__Exercise details__.
Pick out each row below that contains the string "series" and copy those rows in full. The match is case-sensitive.

Records from a collection:
__________

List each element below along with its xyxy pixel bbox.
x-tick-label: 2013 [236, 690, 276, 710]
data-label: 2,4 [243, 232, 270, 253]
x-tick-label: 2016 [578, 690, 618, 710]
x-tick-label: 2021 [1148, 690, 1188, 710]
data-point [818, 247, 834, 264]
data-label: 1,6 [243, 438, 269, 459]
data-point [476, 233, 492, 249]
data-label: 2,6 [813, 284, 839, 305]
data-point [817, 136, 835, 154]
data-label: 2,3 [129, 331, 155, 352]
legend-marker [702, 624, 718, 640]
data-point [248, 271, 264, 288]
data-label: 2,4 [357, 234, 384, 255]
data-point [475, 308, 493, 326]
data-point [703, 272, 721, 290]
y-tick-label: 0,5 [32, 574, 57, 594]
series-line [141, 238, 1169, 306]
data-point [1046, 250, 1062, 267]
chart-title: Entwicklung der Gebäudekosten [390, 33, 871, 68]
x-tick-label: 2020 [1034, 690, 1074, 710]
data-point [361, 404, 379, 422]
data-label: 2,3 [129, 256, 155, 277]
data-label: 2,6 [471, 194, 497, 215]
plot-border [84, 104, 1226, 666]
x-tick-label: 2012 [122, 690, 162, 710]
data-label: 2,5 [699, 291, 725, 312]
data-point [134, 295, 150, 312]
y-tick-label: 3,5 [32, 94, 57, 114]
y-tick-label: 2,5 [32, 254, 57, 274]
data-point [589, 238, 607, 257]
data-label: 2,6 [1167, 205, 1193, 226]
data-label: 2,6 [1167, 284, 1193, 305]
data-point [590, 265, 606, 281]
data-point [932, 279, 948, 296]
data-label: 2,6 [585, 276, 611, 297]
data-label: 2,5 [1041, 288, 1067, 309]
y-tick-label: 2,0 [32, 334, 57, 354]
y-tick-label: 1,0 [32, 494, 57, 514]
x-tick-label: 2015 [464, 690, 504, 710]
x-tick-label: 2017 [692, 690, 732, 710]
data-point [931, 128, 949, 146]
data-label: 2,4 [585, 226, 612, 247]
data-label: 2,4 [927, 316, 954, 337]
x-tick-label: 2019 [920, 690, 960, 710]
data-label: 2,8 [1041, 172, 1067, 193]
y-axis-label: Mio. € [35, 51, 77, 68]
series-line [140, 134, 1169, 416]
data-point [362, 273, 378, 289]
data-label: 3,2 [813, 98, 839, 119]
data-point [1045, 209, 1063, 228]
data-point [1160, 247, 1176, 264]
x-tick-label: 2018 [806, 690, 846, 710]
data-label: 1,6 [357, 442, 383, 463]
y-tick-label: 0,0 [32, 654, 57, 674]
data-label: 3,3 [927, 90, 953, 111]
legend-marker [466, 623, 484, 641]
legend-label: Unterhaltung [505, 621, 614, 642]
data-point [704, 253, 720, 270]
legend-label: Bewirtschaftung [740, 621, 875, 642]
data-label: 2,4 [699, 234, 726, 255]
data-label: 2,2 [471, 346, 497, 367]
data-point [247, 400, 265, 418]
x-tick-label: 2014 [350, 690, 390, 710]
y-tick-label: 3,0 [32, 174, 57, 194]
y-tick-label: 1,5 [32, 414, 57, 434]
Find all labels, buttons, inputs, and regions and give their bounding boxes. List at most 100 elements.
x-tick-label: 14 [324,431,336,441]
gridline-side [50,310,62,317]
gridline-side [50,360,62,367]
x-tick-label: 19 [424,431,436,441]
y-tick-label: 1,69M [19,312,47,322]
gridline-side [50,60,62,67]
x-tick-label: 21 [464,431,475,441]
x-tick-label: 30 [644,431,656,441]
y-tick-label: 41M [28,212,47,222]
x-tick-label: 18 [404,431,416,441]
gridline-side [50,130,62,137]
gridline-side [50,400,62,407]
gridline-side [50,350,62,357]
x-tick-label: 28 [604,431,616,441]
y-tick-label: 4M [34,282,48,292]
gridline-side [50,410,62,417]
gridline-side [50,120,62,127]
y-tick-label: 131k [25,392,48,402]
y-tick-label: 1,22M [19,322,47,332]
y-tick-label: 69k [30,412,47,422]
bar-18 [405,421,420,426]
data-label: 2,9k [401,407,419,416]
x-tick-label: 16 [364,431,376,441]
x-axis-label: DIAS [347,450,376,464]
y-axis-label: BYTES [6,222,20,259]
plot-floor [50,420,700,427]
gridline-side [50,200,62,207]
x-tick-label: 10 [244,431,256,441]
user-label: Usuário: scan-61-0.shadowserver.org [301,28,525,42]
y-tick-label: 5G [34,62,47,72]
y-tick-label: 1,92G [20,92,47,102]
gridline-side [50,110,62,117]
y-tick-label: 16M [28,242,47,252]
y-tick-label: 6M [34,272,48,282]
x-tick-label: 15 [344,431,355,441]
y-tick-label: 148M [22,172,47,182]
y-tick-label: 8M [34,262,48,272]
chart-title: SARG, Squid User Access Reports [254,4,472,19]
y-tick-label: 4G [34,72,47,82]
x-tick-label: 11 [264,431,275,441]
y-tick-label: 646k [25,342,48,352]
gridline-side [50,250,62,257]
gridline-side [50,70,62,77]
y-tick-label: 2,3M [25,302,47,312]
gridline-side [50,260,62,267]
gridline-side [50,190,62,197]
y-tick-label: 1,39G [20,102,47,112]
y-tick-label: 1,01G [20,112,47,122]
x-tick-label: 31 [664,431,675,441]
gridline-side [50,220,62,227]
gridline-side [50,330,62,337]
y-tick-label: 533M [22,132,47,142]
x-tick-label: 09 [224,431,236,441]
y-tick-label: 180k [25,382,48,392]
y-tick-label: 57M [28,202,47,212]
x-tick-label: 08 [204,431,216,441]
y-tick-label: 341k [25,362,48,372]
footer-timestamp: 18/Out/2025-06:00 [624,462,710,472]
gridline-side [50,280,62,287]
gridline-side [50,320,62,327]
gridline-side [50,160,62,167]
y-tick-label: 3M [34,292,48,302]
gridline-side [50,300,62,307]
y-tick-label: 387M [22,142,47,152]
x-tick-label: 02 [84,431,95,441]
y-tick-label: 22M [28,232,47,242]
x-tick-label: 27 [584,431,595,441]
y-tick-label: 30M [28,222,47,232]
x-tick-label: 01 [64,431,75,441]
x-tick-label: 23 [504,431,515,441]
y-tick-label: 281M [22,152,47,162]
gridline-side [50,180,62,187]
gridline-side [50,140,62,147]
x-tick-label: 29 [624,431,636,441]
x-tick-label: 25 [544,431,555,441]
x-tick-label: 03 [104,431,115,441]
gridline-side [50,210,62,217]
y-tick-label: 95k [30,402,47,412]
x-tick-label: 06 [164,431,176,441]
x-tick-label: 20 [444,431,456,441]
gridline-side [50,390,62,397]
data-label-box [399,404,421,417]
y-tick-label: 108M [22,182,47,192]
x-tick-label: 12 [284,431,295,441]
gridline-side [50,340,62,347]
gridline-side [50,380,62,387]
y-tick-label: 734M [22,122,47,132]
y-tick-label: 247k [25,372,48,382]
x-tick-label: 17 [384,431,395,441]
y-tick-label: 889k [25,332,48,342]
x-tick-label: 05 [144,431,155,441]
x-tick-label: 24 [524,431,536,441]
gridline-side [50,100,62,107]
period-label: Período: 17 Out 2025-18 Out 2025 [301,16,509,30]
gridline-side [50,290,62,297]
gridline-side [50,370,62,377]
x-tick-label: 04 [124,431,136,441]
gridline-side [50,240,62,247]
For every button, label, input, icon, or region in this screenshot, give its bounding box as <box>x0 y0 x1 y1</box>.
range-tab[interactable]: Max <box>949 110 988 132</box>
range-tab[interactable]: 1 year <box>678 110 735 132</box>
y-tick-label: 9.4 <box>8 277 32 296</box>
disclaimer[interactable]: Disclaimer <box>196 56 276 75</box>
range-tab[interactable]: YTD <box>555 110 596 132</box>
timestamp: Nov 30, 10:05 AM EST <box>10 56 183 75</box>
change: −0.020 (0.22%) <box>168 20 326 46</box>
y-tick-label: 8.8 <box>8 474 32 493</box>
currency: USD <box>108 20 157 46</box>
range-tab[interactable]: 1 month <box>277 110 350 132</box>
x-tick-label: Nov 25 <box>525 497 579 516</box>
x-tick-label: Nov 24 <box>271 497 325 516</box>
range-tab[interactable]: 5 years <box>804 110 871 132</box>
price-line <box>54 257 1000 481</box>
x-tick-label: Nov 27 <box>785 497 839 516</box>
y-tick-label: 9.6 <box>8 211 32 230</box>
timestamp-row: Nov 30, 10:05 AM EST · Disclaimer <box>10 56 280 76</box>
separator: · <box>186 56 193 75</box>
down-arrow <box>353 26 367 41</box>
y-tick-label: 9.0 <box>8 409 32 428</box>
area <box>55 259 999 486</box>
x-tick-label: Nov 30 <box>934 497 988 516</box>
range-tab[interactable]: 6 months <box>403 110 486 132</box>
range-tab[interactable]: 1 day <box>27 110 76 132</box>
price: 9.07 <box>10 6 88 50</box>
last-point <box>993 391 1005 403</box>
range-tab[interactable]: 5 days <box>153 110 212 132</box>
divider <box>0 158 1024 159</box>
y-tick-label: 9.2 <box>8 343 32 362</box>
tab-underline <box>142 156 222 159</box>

__________

__Result__.
series-line [141, 238, 1169, 306]
series-line [140, 134, 1169, 416]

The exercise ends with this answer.